Identify the lines holding "réorganiser" and copy them.

* begin ENTRIES *

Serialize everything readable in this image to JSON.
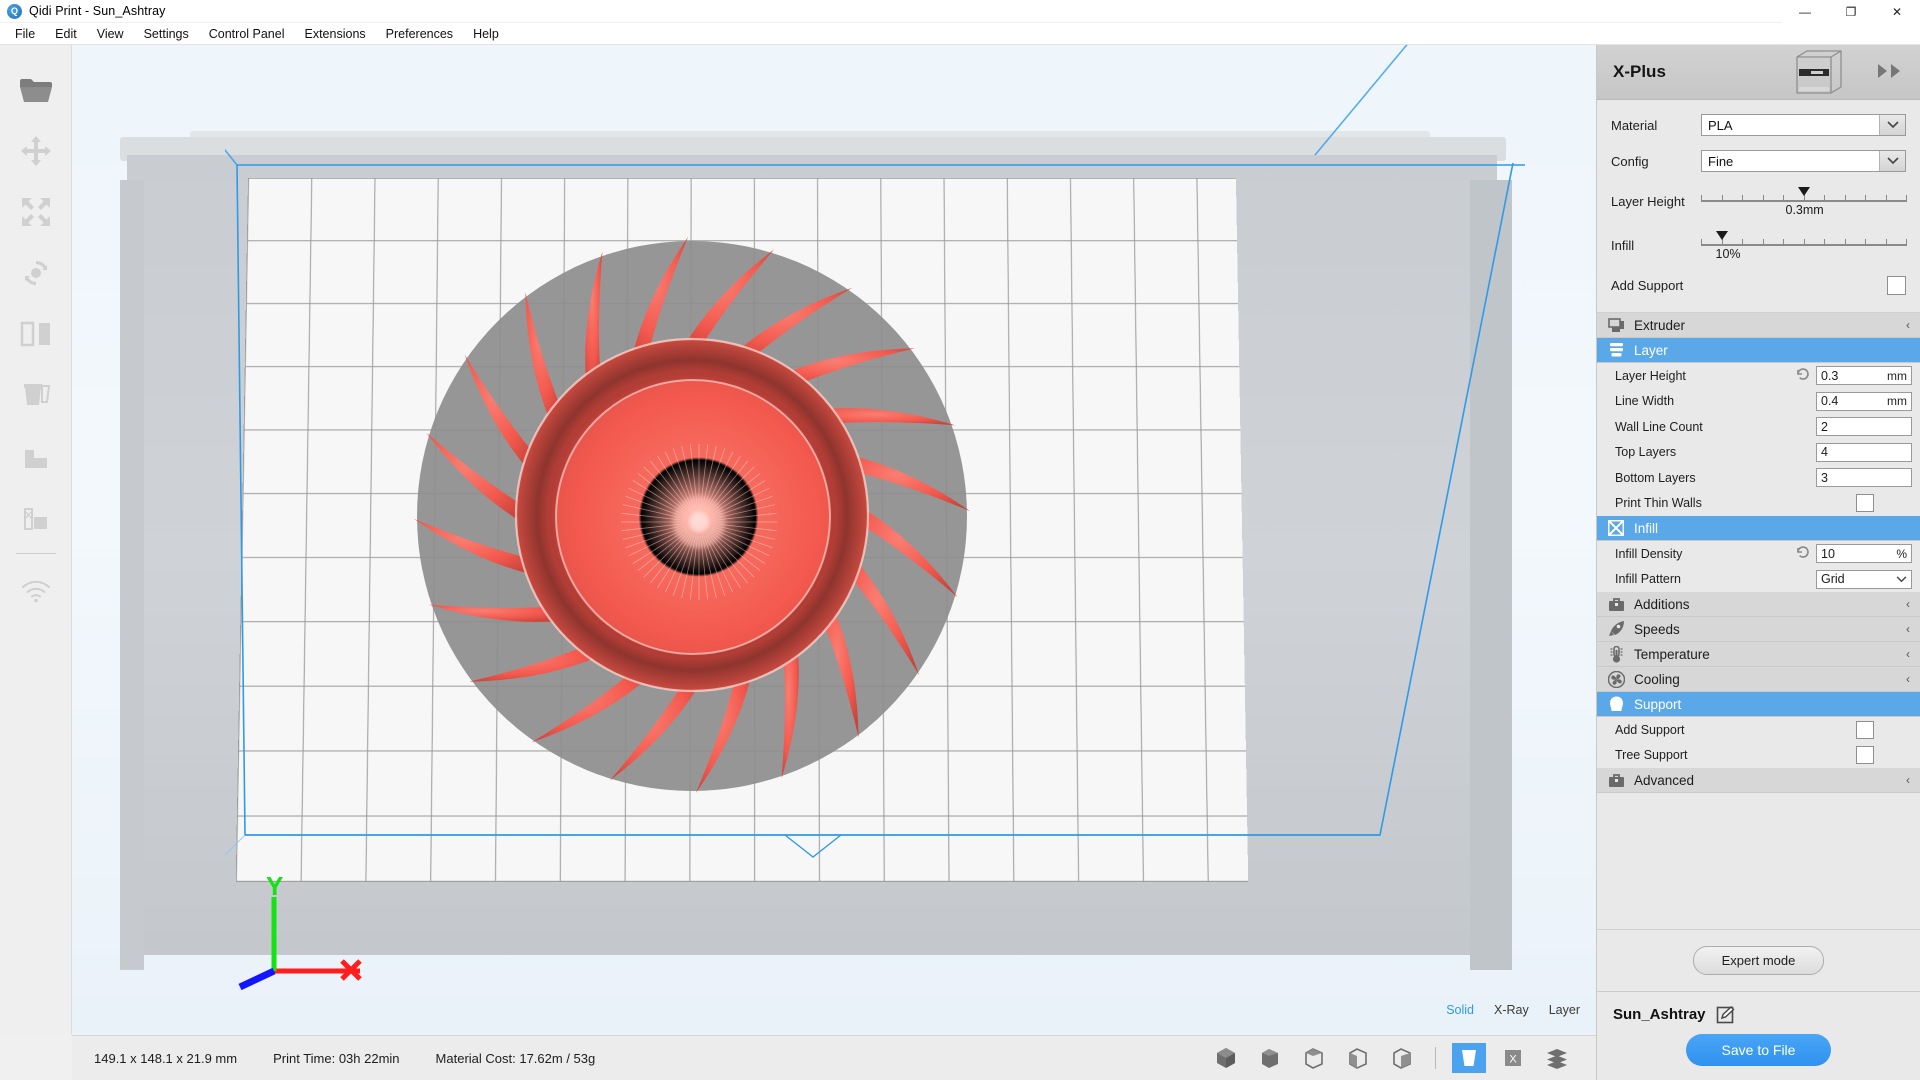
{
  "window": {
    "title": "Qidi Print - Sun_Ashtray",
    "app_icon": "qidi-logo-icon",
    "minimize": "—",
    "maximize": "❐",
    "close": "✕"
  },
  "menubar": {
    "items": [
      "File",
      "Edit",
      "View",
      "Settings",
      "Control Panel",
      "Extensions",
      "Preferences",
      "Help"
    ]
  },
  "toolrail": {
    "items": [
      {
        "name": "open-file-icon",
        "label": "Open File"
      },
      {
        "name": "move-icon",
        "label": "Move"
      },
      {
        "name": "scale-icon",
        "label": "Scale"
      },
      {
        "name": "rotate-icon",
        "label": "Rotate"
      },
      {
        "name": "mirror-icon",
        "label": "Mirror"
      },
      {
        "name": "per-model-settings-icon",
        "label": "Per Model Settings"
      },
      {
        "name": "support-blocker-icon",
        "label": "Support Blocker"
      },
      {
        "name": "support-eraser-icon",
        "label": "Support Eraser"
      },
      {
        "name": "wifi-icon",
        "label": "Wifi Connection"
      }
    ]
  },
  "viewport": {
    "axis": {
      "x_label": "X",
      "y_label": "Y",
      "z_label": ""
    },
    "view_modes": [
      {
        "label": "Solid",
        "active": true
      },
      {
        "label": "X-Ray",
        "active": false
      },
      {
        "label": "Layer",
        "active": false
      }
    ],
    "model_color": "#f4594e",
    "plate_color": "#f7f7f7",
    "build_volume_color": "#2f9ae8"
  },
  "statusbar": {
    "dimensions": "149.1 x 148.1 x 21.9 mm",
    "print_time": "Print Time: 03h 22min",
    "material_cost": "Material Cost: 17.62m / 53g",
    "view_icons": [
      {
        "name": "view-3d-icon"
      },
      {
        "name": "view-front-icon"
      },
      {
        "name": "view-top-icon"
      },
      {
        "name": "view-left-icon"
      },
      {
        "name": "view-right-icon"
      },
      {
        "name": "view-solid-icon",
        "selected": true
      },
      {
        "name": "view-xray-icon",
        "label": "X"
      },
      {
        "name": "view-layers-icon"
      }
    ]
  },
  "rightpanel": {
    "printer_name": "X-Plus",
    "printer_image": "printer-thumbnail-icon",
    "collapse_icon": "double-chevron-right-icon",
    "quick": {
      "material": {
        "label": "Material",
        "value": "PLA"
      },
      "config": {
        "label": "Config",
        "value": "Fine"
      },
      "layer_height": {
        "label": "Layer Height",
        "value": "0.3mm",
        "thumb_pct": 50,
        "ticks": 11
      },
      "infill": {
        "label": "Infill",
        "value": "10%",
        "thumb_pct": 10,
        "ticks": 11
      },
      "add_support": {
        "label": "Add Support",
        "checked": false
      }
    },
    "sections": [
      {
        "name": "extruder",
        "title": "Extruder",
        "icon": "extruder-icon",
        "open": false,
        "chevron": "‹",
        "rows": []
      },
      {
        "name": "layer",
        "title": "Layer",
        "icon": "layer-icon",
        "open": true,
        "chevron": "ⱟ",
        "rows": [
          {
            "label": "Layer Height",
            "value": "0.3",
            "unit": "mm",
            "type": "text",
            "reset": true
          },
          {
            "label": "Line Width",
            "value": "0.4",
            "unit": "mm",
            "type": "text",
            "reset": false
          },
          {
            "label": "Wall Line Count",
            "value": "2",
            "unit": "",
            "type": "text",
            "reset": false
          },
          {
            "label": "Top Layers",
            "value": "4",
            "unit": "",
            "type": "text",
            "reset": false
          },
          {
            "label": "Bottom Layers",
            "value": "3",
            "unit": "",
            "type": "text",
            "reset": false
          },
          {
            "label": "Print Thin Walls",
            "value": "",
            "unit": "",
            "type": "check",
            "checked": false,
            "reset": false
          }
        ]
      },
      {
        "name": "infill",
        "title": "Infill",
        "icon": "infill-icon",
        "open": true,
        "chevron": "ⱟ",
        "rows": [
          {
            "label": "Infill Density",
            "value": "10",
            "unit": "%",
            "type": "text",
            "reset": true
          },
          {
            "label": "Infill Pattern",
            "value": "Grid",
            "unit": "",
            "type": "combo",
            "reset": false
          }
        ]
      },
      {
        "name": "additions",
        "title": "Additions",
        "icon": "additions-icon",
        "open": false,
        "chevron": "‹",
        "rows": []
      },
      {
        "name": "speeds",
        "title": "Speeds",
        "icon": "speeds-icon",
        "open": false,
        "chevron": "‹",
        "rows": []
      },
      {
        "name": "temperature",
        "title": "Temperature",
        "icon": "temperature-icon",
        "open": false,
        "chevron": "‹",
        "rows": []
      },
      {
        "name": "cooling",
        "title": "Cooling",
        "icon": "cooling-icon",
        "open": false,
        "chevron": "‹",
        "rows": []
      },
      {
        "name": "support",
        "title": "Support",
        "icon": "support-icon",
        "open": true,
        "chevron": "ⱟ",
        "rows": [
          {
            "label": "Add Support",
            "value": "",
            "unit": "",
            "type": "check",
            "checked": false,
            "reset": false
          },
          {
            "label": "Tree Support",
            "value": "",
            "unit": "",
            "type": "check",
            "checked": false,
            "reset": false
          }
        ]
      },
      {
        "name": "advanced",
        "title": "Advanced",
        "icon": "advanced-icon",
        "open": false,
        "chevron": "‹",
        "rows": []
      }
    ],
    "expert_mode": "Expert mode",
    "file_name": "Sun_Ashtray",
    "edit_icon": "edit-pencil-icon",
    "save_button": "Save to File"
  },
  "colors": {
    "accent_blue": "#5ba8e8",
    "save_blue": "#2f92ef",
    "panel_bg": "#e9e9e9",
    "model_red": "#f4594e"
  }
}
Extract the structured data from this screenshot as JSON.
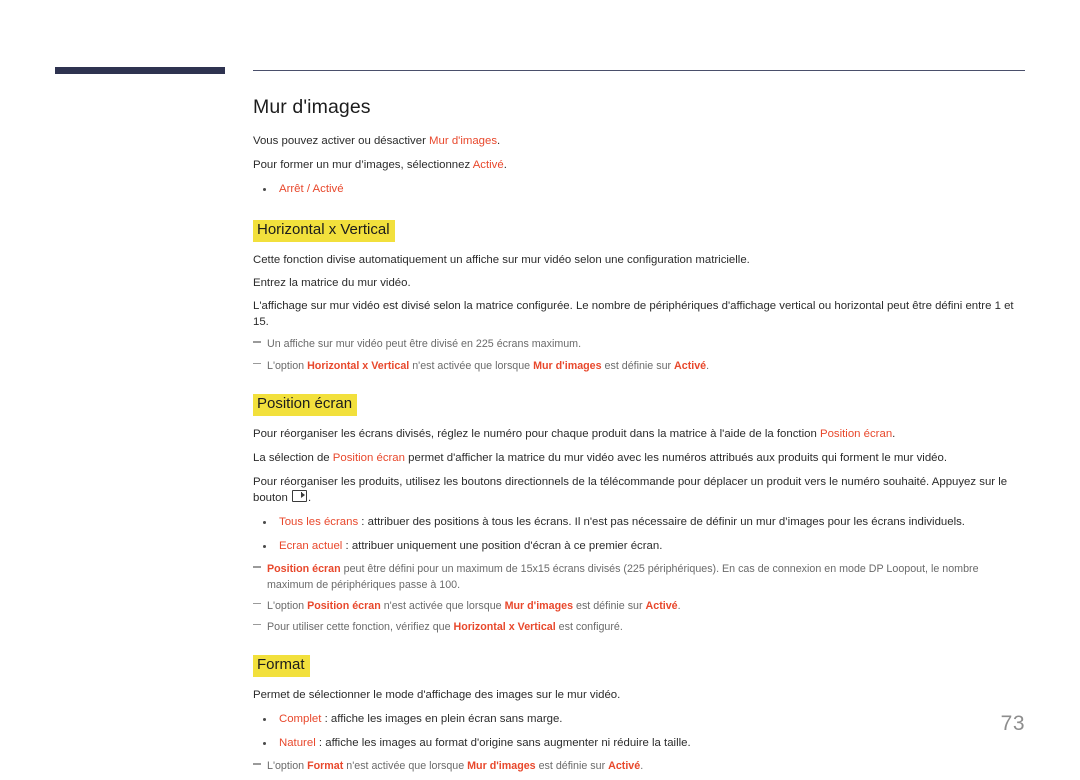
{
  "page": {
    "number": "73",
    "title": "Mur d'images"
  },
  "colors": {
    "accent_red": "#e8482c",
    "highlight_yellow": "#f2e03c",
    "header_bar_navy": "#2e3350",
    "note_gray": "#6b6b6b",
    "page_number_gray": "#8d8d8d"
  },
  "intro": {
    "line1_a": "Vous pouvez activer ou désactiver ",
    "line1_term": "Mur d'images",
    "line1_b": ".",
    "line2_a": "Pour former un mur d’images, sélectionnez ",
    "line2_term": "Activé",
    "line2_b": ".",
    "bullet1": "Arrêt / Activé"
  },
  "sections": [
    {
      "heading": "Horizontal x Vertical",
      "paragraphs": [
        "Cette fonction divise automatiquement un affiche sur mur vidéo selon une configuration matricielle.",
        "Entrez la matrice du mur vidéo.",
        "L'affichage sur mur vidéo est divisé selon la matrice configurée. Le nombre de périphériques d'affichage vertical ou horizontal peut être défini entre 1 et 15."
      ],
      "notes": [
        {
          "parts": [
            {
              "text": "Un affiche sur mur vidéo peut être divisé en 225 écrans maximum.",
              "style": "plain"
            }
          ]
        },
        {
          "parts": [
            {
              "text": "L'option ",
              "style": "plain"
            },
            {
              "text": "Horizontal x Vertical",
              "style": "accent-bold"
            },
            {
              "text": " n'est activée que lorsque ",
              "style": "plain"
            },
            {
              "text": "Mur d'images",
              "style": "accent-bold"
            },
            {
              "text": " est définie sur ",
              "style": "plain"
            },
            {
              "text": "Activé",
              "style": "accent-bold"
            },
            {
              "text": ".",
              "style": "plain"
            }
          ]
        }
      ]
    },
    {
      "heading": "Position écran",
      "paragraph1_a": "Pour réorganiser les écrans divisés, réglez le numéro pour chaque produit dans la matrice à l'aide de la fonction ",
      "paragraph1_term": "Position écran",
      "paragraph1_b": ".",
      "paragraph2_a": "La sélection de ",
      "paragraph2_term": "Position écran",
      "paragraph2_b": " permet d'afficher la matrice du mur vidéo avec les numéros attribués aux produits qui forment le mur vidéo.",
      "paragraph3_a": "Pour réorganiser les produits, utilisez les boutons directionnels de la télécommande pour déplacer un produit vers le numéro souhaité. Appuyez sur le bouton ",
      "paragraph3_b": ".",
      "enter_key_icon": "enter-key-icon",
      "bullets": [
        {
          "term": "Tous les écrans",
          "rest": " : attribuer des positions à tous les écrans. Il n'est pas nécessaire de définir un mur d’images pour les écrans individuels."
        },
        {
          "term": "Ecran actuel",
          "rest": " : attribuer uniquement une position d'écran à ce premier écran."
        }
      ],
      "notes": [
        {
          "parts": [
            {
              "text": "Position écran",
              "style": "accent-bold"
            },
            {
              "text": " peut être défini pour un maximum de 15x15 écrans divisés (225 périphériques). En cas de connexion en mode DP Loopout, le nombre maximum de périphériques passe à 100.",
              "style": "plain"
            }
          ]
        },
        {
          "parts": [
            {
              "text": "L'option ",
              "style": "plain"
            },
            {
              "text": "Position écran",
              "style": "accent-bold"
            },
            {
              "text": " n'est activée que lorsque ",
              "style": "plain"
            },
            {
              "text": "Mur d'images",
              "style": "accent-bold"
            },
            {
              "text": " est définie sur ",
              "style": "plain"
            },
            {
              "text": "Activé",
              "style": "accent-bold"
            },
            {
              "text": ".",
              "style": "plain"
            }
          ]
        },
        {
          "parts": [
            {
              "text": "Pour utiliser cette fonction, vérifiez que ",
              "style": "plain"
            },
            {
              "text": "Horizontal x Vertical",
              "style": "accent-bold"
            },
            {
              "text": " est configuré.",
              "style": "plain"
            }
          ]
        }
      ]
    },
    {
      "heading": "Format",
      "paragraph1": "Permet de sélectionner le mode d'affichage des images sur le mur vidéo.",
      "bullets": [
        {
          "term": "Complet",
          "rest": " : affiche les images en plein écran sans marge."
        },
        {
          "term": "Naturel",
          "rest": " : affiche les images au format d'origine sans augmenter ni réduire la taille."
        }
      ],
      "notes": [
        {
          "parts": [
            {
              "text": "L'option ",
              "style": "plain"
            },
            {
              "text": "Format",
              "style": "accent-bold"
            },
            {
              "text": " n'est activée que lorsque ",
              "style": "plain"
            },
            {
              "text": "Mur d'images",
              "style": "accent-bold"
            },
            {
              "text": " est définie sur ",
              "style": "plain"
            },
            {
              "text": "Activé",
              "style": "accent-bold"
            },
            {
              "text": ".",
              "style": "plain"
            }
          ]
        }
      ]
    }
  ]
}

* end ENTRIES *

OUTPUT OF THE TASK |
      "paragraph1_a": "Pour réorganiser les écrans divisés, réglez le numéro pour chaque produit dans la matrice à l'aide de la fonction ",
      "paragraph3_a": "Pour réorganiser les produits, utilisez les boutons directionnels de la télécommande pour déplacer un produit vers le numéro souhaité. Appuyez sur le bouton ",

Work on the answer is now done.